# Problem:
All the data must come back unchanged, except that pictures are left out.

# Records supplied:

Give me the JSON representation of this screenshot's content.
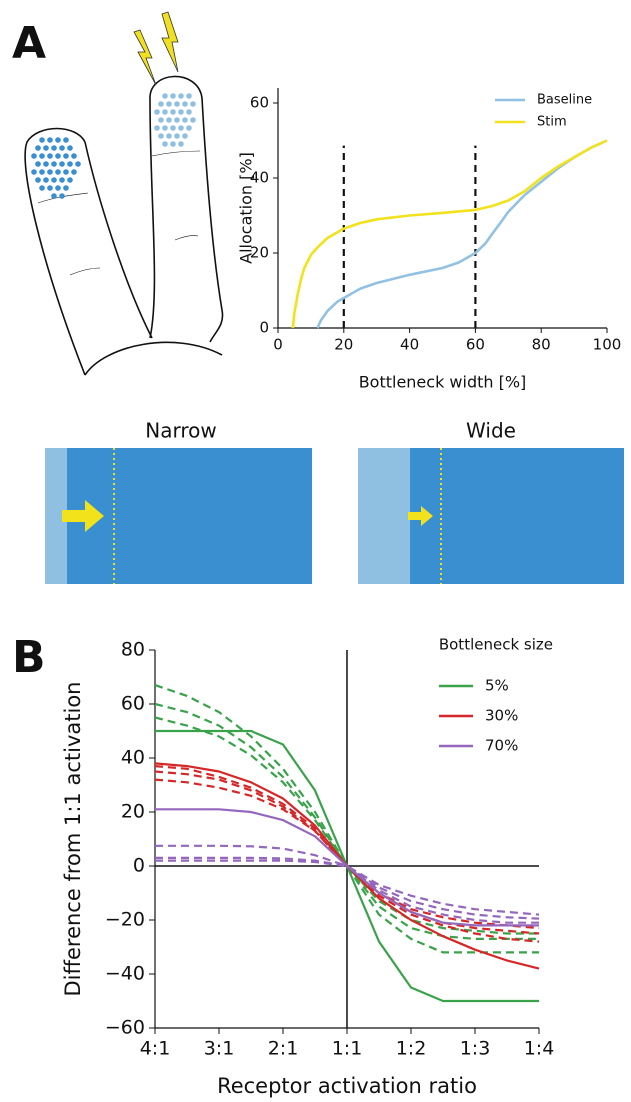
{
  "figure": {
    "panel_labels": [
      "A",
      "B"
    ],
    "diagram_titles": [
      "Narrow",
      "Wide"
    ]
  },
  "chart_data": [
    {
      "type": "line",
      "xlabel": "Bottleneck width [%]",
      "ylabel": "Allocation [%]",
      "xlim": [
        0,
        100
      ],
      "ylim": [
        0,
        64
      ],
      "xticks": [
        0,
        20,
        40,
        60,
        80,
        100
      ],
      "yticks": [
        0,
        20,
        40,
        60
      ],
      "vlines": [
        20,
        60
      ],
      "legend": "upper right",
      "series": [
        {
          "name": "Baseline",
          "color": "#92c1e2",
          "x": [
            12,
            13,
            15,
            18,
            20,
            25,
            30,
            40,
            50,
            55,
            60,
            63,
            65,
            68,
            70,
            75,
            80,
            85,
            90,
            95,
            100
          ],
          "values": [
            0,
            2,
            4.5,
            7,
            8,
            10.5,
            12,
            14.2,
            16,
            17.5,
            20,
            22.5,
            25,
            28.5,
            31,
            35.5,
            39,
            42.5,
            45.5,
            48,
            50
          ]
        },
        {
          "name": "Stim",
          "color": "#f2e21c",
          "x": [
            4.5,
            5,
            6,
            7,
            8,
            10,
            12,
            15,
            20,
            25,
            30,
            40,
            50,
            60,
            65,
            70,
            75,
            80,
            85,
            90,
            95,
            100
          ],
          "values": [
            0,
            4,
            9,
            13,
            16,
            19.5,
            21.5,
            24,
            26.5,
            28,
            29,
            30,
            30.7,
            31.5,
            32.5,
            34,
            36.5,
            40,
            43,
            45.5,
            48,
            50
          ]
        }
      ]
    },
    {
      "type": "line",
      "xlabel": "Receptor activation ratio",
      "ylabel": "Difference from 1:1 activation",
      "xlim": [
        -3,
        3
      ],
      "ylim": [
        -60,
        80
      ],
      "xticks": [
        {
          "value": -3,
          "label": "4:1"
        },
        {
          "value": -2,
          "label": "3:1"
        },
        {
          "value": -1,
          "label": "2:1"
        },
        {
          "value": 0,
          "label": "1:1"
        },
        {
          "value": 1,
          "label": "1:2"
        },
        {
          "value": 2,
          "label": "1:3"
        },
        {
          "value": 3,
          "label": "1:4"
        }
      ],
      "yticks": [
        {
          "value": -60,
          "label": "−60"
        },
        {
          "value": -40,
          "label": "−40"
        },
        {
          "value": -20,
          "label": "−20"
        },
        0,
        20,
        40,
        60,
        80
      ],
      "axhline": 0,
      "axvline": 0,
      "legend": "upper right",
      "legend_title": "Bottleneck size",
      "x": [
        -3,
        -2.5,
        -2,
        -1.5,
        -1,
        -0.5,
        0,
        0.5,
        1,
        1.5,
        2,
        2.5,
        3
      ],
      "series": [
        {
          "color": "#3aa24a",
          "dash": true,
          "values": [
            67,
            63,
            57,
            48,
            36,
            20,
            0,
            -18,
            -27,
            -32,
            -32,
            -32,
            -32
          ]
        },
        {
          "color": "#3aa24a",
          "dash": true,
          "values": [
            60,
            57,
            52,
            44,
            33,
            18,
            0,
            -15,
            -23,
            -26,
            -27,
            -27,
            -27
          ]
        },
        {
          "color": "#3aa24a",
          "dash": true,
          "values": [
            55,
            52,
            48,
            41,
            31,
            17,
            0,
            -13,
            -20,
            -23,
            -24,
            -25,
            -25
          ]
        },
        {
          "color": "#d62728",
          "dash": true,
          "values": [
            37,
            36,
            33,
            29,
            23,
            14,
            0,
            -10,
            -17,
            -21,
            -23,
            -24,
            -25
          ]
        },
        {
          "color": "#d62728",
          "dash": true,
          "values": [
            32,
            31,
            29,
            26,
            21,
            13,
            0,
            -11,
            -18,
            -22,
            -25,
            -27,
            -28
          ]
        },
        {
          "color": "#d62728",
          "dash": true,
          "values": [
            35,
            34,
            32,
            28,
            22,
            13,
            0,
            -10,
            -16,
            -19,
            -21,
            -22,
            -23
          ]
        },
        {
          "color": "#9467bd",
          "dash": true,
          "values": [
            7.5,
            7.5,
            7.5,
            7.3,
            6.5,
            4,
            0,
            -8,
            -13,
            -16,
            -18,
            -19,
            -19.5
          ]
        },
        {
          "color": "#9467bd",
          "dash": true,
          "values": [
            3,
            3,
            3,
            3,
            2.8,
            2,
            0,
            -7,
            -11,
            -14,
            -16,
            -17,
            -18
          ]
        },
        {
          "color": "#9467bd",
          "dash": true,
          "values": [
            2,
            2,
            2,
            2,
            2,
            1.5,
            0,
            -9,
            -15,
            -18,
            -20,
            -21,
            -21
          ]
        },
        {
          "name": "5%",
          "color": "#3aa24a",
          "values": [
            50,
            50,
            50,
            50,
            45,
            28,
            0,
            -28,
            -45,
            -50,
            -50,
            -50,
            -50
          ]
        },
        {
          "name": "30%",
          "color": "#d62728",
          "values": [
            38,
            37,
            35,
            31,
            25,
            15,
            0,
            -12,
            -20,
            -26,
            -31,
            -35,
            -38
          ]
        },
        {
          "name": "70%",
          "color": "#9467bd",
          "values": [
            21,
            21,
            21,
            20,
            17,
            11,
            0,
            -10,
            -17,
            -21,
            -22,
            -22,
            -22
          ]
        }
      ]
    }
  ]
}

# Reply to the task:
Give me the JSON representation of this screenshot's content.
{
  "figure": {
    "panel_labels": [
      "A",
      "B"
    ],
    "diagram_titles": [
      "Narrow",
      "Wide"
    ]
  },
  "chart_data": [
    {
      "type": "line",
      "xlabel": "Bottleneck width [%]",
      "ylabel": "Allocation [%]",
      "xlim": [
        0,
        100
      ],
      "ylim": [
        0,
        64
      ],
      "xticks": [
        0,
        20,
        40,
        60,
        80,
        100
      ],
      "yticks": [
        0,
        20,
        40,
        60
      ],
      "vlines": [
        20,
        60
      ],
      "legend": "upper right",
      "series": [
        {
          "name": "Baseline",
          "color": "#92c1e2",
          "x": [
            12,
            13,
            15,
            18,
            20,
            25,
            30,
            40,
            50,
            55,
            60,
            63,
            65,
            68,
            70,
            75,
            80,
            85,
            90,
            95,
            100
          ],
          "values": [
            0,
            2,
            4.5,
            7,
            8,
            10.5,
            12,
            14.2,
            16,
            17.5,
            20,
            22.5,
            25,
            28.5,
            31,
            35.5,
            39,
            42.5,
            45.5,
            48,
            50
          ]
        },
        {
          "name": "Stim",
          "color": "#f2e21c",
          "x": [
            4.5,
            5,
            6,
            7,
            8,
            10,
            12,
            15,
            20,
            25,
            30,
            40,
            50,
            60,
            65,
            70,
            75,
            80,
            85,
            90,
            95,
            100
          ],
          "values": [
            0,
            4,
            9,
            13,
            16,
            19.5,
            21.5,
            24,
            26.5,
            28,
            29,
            30,
            30.7,
            31.5,
            32.5,
            34,
            36.5,
            40,
            43,
            45.5,
            48,
            50
          ]
        }
      ]
    },
    {
      "type": "line",
      "xlabel": "Receptor activation ratio",
      "ylabel": "Difference from 1:1 activation",
      "xlim": [
        -3,
        3
      ],
      "ylim": [
        -60,
        80
      ],
      "xticks": [
        {
          "value": -3,
          "label": "4:1"
        },
        {
          "value": -2,
          "label": "3:1"
        },
        {
          "value": -1,
          "label": "2:1"
        },
        {
          "value": 0,
          "label": "1:1"
        },
        {
          "value": 1,
          "label": "1:2"
        },
        {
          "value": 2,
          "label": "1:3"
        },
        {
          "value": 3,
          "label": "1:4"
        }
      ],
      "yticks": [
        {
          "value": -60,
          "label": "−60"
        },
        {
          "value": -40,
          "label": "−40"
        },
        {
          "value": -20,
          "label": "−20"
        },
        0,
        20,
        40,
        60,
        80
      ],
      "axhline": 0,
      "axvline": 0,
      "legend": "upper right",
      "legend_title": "Bottleneck size",
      "x": [
        -3,
        -2.5,
        -2,
        -1.5,
        -1,
        -0.5,
        0,
        0.5,
        1,
        1.5,
        2,
        2.5,
        3
      ],
      "series": [
        {
          "color": "#3aa24a",
          "dash": true,
          "values": [
            67,
            63,
            57,
            48,
            36,
            20,
            0,
            -18,
            -27,
            -32,
            -32,
            -32,
            -32
          ]
        },
        {
          "color": "#3aa24a",
          "dash": true,
          "values": [
            60,
            57,
            52,
            44,
            33,
            18,
            0,
            -15,
            -23,
            -26,
            -27,
            -27,
            -27
          ]
        },
        {
          "color": "#3aa24a",
          "dash": true,
          "values": [
            55,
            52,
            48,
            41,
            31,
            17,
            0,
            -13,
            -20,
            -23,
            -24,
            -25,
            -25
          ]
        },
        {
          "color": "#d62728",
          "dash": true,
          "values": [
            37,
            36,
            33,
            29,
            23,
            14,
            0,
            -10,
            -17,
            -21,
            -23,
            -24,
            -25
          ]
        },
        {
          "color": "#d62728",
          "dash": true,
          "values": [
            32,
            31,
            29,
            26,
            21,
            13,
            0,
            -11,
            -18,
            -22,
            -25,
            -27,
            -28
          ]
        },
        {
          "color": "#d62728",
          "dash": true,
          "values": [
            35,
            34,
            32,
            28,
            22,
            13,
            0,
            -10,
            -16,
            -19,
            -21,
            -22,
            -23
          ]
        },
        {
          "color": "#9467bd",
          "dash": true,
          "values": [
            7.5,
            7.5,
            7.5,
            7.3,
            6.5,
            4,
            0,
            -8,
            -13,
            -16,
            -18,
            -19,
            -19.5
          ]
        },
        {
          "color": "#9467bd",
          "dash": true,
          "values": [
            3,
            3,
            3,
            3,
            2.8,
            2,
            0,
            -7,
            -11,
            -14,
            -16,
            -17,
            -18
          ]
        },
        {
          "color": "#9467bd",
          "dash": true,
          "values": [
            2,
            2,
            2,
            2,
            2,
            1.5,
            0,
            -9,
            -15,
            -18,
            -20,
            -21,
            -21
          ]
        },
        {
          "name": "5%",
          "color": "#3aa24a",
          "values": [
            50,
            50,
            50,
            50,
            45,
            28,
            0,
            -28,
            -45,
            -50,
            -50,
            -50,
            -50
          ]
        },
        {
          "name": "30%",
          "color": "#d62728",
          "values": [
            38,
            37,
            35,
            31,
            25,
            15,
            0,
            -12,
            -20,
            -26,
            -31,
            -35,
            -38
          ]
        },
        {
          "name": "70%",
          "color": "#9467bd",
          "values": [
            21,
            21,
            21,
            20,
            17,
            11,
            0,
            -10,
            -17,
            -21,
            -22,
            -22,
            -22
          ]
        }
      ]
    }
  ]
}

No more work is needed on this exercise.